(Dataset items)
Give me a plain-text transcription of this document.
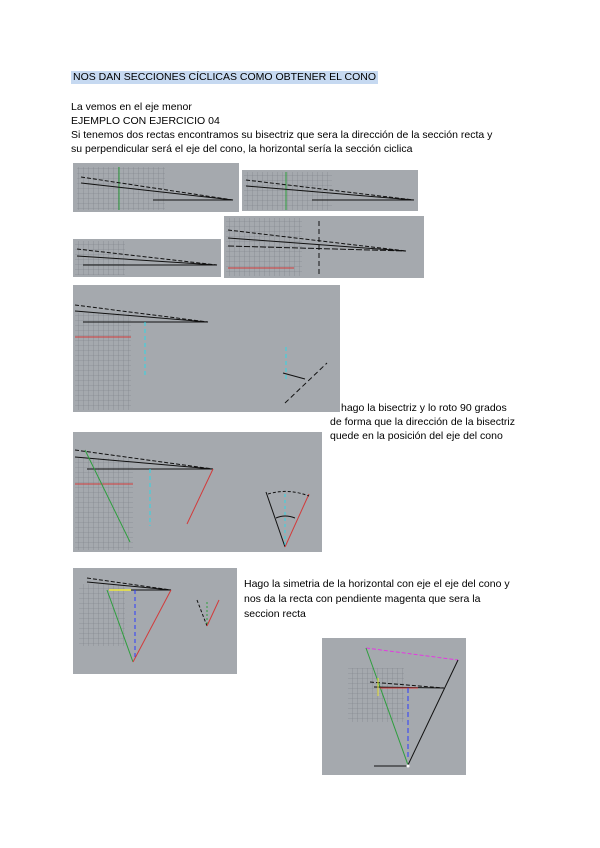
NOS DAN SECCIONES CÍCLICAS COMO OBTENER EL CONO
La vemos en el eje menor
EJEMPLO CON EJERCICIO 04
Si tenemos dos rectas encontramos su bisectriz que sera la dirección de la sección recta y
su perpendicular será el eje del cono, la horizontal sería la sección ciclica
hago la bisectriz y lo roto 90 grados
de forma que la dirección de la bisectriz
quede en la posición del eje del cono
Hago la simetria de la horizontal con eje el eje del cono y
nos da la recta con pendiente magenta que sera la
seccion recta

What is needed
The pictures should not be reproduced; quote all of the other material exactly.

Correct answer
Give me a plain-text transcription of this document.
NOS DAN SECCIONES CÍCLICAS COMO OBTENER EL CONO
La vemos en el eje menor
EJEMPLO CON EJERCICIO 04
Si tenemos dos rectas encontramos su bisectriz que sera la dirección de la sección recta y
su perpendicular será el eje del cono, la horizontal sería la sección ciclica
hago la bisectriz y lo roto 90 grados
de forma que la dirección de la bisectriz
quede en la posición del eje del cono
Hago la simetria de la horizontal con eje el eje del cono y
nos da la recta con pendiente magenta que sera la
seccion recta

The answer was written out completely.